SET EXERCISE -
Reproduce the listing that follows with no differences at all.

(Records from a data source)
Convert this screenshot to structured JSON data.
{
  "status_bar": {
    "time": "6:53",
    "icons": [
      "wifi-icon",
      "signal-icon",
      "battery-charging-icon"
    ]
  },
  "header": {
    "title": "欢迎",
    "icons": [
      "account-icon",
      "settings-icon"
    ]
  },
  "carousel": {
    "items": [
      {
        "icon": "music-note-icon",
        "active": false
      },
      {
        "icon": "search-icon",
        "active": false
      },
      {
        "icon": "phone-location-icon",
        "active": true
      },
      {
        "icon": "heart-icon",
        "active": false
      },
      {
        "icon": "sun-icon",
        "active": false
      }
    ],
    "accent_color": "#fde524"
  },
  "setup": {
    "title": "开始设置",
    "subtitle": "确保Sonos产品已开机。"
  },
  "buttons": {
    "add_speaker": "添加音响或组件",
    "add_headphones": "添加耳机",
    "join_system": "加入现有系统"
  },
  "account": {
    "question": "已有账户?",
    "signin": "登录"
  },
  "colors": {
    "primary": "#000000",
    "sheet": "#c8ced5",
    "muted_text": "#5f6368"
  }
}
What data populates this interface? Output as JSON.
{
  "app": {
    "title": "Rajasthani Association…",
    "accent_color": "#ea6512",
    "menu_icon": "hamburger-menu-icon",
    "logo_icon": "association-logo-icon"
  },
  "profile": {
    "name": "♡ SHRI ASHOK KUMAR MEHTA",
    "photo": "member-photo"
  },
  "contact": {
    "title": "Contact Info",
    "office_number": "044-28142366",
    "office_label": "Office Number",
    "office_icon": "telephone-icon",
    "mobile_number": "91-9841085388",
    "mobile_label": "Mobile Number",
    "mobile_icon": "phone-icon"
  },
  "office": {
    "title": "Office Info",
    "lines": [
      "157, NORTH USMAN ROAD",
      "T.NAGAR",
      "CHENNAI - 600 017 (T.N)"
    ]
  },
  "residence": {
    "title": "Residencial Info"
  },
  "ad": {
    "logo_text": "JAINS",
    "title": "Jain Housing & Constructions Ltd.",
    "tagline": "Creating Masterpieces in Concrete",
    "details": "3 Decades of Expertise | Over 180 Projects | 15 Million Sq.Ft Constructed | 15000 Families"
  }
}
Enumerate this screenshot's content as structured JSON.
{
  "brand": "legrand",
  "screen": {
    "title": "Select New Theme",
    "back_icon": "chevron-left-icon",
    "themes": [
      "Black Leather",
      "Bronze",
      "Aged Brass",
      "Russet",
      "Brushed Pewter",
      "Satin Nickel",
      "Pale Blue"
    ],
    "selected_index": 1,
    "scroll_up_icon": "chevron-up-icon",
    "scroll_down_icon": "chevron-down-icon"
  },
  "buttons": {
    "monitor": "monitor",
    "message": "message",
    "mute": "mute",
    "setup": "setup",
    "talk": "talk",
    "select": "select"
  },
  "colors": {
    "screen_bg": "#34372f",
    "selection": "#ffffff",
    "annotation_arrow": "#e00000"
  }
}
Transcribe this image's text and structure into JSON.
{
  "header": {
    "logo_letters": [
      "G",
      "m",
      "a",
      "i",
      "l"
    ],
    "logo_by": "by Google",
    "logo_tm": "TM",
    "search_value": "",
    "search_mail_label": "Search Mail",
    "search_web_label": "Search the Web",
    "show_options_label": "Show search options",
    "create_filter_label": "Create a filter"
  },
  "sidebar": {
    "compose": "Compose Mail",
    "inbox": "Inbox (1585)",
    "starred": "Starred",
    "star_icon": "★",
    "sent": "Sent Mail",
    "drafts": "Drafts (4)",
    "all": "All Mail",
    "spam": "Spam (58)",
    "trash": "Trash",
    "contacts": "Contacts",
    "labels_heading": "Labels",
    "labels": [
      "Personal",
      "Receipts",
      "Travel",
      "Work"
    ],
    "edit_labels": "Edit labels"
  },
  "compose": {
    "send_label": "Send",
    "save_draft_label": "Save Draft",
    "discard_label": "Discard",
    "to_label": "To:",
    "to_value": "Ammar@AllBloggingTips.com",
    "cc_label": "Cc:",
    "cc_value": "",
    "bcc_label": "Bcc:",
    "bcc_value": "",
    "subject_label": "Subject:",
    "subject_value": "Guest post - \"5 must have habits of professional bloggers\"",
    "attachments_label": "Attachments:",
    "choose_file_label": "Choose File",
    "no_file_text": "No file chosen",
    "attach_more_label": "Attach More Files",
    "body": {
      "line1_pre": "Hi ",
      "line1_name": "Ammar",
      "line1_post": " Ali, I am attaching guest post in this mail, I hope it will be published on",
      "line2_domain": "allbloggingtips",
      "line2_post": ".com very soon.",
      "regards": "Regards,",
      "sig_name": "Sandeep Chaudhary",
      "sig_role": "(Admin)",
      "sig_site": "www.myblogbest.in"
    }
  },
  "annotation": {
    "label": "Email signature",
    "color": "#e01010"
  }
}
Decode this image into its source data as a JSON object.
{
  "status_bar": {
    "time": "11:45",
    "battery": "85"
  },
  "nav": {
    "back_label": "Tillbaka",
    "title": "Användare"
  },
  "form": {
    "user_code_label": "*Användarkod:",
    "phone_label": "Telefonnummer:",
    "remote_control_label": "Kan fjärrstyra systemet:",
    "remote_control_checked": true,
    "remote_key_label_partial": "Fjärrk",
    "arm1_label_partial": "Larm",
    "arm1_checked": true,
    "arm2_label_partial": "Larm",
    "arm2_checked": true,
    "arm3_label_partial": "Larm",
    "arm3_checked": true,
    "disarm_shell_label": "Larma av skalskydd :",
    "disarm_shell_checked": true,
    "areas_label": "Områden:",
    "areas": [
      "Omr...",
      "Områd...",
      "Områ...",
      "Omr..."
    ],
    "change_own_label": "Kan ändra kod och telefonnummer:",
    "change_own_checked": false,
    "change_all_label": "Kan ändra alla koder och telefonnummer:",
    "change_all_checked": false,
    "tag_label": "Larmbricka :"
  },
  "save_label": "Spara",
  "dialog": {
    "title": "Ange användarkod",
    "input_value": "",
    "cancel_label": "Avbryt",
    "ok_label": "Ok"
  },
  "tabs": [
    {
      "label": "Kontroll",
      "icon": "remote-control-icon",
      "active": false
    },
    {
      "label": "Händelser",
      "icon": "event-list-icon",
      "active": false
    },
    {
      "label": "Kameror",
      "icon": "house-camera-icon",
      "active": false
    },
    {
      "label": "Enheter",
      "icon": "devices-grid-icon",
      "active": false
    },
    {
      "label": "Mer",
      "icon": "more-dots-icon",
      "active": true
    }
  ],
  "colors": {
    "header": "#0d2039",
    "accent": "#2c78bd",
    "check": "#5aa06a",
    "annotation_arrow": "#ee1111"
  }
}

SOLUTION -
Convert this screenshot to structured JSON data.
{
  "status_bar": {
    "time": "6:53",
    "icons": [
      "wifi-icon",
      "signal-icon",
      "battery-charging-icon"
    ]
  },
  "header": {
    "title": "欢迎",
    "icons": [
      "account-icon",
      "settings-icon"
    ]
  },
  "carousel": {
    "items": [
      {
        "icon": "music-note-icon",
        "active": false
      },
      {
        "icon": "search-icon",
        "active": false
      },
      {
        "icon": "phone-location-icon",
        "active": true
      },
      {
        "icon": "heart-icon",
        "active": false
      },
      {
        "icon": "sun-icon",
        "active": false
      }
    ],
    "accent_color": "#fde524"
  },
  "setup": {
    "title": "开始设置",
    "subtitle": "确保Sonos产品已开机。"
  },
  "buttons": {
    "add_speaker": "添加音响或组件",
    "add_headphones": "添加耳机",
    "join_system": "加入现有系统"
  },
  "account": {
    "question": "已有账户?",
    "signin": "登录"
  },
  "colors": {
    "primary": "#000000",
    "sheet": "#c8ced5",
    "muted_text": "#5f6368"
  }
}
What data populates this interface? Output as JSON.
{
  "app": {
    "title": "Rajasthani Association…",
    "accent_color": "#ea6512",
    "menu_icon": "hamburger-menu-icon",
    "logo_icon": "association-logo-icon"
  },
  "profile": {
    "name": "♡ SHRI ASHOK KUMAR MEHTA",
    "photo": "member-photo"
  },
  "contact": {
    "title": "Contact Info",
    "office_number": "044-28142366",
    "office_label": "Office Number",
    "office_icon": "telephone-icon",
    "mobile_number": "91-9841085388",
    "mobile_label": "Mobile Number",
    "mobile_icon": "phone-icon"
  },
  "office": {
    "title": "Office Info",
    "lines": [
      "157, NORTH USMAN ROAD",
      "T.NAGAR",
      "CHENNAI - 600 017 (T.N)"
    ]
  },
  "residence": {
    "title": "Residencial Info"
  },
  "ad": {
    "logo_text": "JAINS",
    "title": "Jain Housing & Constructions Ltd.",
    "tagline": "Creating Masterpieces in Concrete",
    "details": "3 Decades of Expertise | Over 180 Projects | 15 Million Sq.Ft Constructed | 15000 Families"
  }
}
Enumerate this screenshot's content as structured JSON.
{
  "brand": "legrand",
  "screen": {
    "title": "Select New Theme",
    "back_icon": "chevron-left-icon",
    "themes": [
      "Black Leather",
      "Bronze",
      "Aged Brass",
      "Russet",
      "Brushed Pewter",
      "Satin Nickel",
      "Pale Blue"
    ],
    "selected_index": 1,
    "scroll_up_icon": "chevron-up-icon",
    "scroll_down_icon": "chevron-down-icon"
  },
  "buttons": {
    "monitor": "monitor",
    "message": "message",
    "mute": "mute",
    "setup": "setup",
    "talk": "talk",
    "select": "select"
  },
  "colors": {
    "screen_bg": "#34372f",
    "selection": "#ffffff",
    "annotation_arrow": "#e00000"
  }
}
Transcribe this image's text and structure into JSON.
{
  "header": {
    "logo_letters": [
      "G",
      "m",
      "a",
      "i",
      "l"
    ],
    "logo_by": "by Google",
    "logo_tm": "TM",
    "search_value": "",
    "search_mail_label": "Search Mail",
    "search_web_label": "Search the Web",
    "show_options_label": "Show search options",
    "create_filter_label": "Create a filter"
  },
  "sidebar": {
    "compose": "Compose Mail",
    "inbox": "Inbox (1585)",
    "starred": "Starred",
    "star_icon": "★",
    "sent": "Sent Mail",
    "drafts": "Drafts (4)",
    "all": "All Mail",
    "spam": "Spam (58)",
    "trash": "Trash",
    "contacts": "Contacts",
    "labels_heading": "Labels",
    "labels": [
      "Personal",
      "Receipts",
      "Travel",
      "Work"
    ],
    "edit_labels": "Edit labels"
  },
  "compose": {
    "send_label": "Send",
    "save_draft_label": "Save Draft",
    "discard_label": "Discard",
    "to_label": "To:",
    "to_value": "Ammar@AllBloggingTips.com",
    "cc_label": "Cc:",
    "cc_value": "",
    "bcc_label": "Bcc:",
    "bcc_value": "",
    "subject_label": "Subject:",
    "subject_value": "Guest post - \"5 must have habits of professional bloggers\"",
    "attachments_label": "Attachments:",
    "choose_file_label": "Choose File",
    "no_file_text": "No file chosen",
    "attach_more_label": "Attach More Files",
    "body": {
      "line1_pre": "Hi ",
      "line1_name": "Ammar",
      "line1_post": " Ali, I am attaching guest post in this mail, I hope it will be published on",
      "line2_domain": "allbloggingtips",
      "line2_post": ".com very soon.",
      "regards": "Regards,",
      "sig_name": "Sandeep Chaudhary",
      "sig_role": "(Admin)",
      "sig_site": "www.myblogbest.in"
    }
  },
  "annotation": {
    "label": "Email signature",
    "color": "#e01010"
  }
}
Decode this image into its source data as a JSON object.
{
  "status_bar": {
    "time": "11:45",
    "battery": "85"
  },
  "nav": {
    "back_label": "Tillbaka",
    "title": "Användare"
  },
  "form": {
    "user_code_label": "*Användarkod:",
    "phone_label": "Telefonnummer:",
    "remote_control_label": "Kan fjärrstyra systemet:",
    "remote_control_checked": true,
    "remote_key_label_partial": "Fjärrk",
    "arm1_label_partial": "Larm",
    "arm1_checked": true,
    "arm2_label_partial": "Larm",
    "arm2_checked": true,
    "arm3_label_partial": "Larm",
    "arm3_checked": true,
    "disarm_shell_label": "Larma av skalskydd :",
    "disarm_shell_checked": true,
    "areas_label": "Områden:",
    "areas": [
      "Omr...",
      "Områd...",
      "Områ...",
      "Omr..."
    ],
    "change_own_label": "Kan ändra kod och telefonnummer:",
    "change_own_checked": false,
    "change_all_label": "Kan ändra alla koder och telefonnummer:",
    "change_all_checked": false,
    "tag_label": "Larmbricka :"
  },
  "save_label": "Spara",
  "dialog": {
    "title": "Ange användarkod",
    "input_value": "",
    "cancel_label": "Avbryt",
    "ok_label": "Ok"
  },
  "tabs": [
    {
      "label": "Kontroll",
      "icon": "remote-control-icon",
      "active": false
    },
    {
      "label": "Händelser",
      "icon": "event-list-icon",
      "active": false
    },
    {
      "label": "Kameror",
      "icon": "house-camera-icon",
      "active": false
    },
    {
      "label": "Enheter",
      "icon": "devices-grid-icon",
      "active": false
    },
    {
      "label": "Mer",
      "icon": "more-dots-icon",
      "active": true
    }
  ],
  "colors": {
    "header": "#0d2039",
    "accent": "#2c78bd",
    "check": "#5aa06a",
    "annotation_arrow": "#ee1111"
  }
}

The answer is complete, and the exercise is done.